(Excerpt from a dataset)
-------

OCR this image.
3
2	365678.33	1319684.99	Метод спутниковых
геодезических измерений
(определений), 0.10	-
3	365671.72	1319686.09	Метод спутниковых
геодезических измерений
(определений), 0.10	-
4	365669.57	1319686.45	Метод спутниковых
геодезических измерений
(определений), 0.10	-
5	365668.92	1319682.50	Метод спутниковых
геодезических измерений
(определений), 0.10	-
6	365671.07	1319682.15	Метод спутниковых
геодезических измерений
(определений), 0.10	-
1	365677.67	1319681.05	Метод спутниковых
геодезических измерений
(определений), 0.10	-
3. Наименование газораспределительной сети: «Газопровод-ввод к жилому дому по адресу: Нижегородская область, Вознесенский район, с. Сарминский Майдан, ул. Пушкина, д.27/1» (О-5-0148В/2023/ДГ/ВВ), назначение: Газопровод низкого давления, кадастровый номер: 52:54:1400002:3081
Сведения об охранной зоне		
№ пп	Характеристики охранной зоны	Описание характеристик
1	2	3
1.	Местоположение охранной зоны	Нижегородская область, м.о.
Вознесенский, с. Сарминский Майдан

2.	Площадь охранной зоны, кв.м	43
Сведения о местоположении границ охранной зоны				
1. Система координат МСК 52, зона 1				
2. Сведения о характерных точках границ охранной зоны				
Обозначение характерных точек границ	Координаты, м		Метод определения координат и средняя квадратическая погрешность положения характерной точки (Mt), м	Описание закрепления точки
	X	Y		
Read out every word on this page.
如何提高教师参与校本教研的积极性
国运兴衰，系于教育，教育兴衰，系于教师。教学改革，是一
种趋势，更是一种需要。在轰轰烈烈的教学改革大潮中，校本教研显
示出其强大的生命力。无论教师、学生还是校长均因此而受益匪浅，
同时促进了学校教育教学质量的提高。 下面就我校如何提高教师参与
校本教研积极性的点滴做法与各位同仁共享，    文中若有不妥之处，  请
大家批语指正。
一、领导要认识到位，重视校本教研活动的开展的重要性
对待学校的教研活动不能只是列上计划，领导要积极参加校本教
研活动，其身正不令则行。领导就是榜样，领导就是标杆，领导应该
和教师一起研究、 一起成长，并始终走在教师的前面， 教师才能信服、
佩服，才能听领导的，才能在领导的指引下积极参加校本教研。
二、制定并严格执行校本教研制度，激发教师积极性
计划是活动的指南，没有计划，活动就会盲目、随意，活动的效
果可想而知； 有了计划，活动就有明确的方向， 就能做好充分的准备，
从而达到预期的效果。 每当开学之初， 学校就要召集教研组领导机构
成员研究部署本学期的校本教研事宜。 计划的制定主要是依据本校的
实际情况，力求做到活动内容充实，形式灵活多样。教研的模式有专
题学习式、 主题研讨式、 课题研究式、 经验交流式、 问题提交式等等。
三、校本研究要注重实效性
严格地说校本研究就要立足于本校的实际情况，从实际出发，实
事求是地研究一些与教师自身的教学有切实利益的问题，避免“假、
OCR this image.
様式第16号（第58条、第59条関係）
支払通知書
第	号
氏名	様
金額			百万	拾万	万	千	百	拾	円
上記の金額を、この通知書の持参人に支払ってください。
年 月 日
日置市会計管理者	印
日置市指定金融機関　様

-------

_Objective:_
Reproduce each record shown above without altering a single word.

_Task solution:_
OCR this image.
3
2	365678.33	1319684.99	Метод спутниковых
геодезических измерений
(определений), 0.10	-
3	365671.72	1319686.09	Метод спутниковых
геодезических измерений
(определений), 0.10	-
4	365669.57	1319686.45	Метод спутниковых
геодезических измерений
(определений), 0.10	-
5	365668.92	1319682.50	Метод спутниковых
геодезических измерений
(определений), 0.10	-
6	365671.07	1319682.15	Метод спутниковых
геодезических измерений
(определений), 0.10	-
1	365677.67	1319681.05	Метод спутниковых
геодезических измерений
(определений), 0.10	-
3. Наименование газораспределительной сети: «Газопровод-ввод к жилому дому по адресу: Нижегородская область, Вознесенский район, с. Сарминский Майдан, ул. Пушкина, д.27/1» (О-5-0148В/2023/ДГ/ВВ), назначение: Газопровод низкого давления, кадастровый номер: 52:54:1400002:3081
Сведения об охранной зоне		
№ пп	Характеристики охранной зоны	Описание характеристик
1	2	3
1.	Местоположение охранной зоны	Нижегородская область, м.о.
Вознесенский, с. Сарминский Майдан

2.	Площадь охранной зоны, кв.м	43
Сведения о местоположении границ охранной зоны				
1. Система координат МСК 52, зона 1				
2. Сведения о характерных точках границ охранной зоны				
Обозначение характерных точек границ	Координаты, м		Метод определения координат и средняя квадратическая погрешность положения характерной точки (Mt), м	Описание закрепления точки
	X	Y		
Read out every word on this page.
如何提高教师参与校本教研的积极性
国运兴衰，系于教育，教育兴衰，系于教师。教学改革，是一
种趋势，更是一种需要。在轰轰烈烈的教学改革大潮中，校本教研显
示出其强大的生命力。无论教师、学生还是校长均因此而受益匪浅，
同时促进了学校教育教学质量的提高。 下面就我校如何提高教师参与
校本教研积极性的点滴做法与各位同仁共享，    文中若有不妥之处，  请
大家批语指正。
一、领导要认识到位，重视校本教研活动的开展的重要性
对待学校的教研活动不能只是列上计划，领导要积极参加校本教
研活动，其身正不令则行。领导就是榜样，领导就是标杆，领导应该
和教师一起研究、 一起成长，并始终走在教师的前面， 教师才能信服、
佩服，才能听领导的，才能在领导的指引下积极参加校本教研。
二、制定并严格执行校本教研制度，激发教师积极性
计划是活动的指南，没有计划，活动就会盲目、随意，活动的效
果可想而知； 有了计划，活动就有明确的方向， 就能做好充分的准备，
从而达到预期的效果。 每当开学之初， 学校就要召集教研组领导机构
成员研究部署本学期的校本教研事宜。 计划的制定主要是依据本校的
实际情况，力求做到活动内容充实，形式灵活多样。教研的模式有专
题学习式、 主题研讨式、 课题研究式、 经验交流式、 问题提交式等等。
三、校本研究要注重实效性
严格地说校本研究就要立足于本校的实际情况，从实际出发，实
事求是地研究一些与教师自身的教学有切实利益的问题，避免“假、
OCR this image.
様式第16号（第58条、第59条関係）
支払通知書
第	号
氏名	様
金額			百万	拾万	万	千	百	拾	円
上記の金額を、この通知書の持参人に支払ってください。
年 月 日
日置市会計管理者	印
日置市指定金融機関　様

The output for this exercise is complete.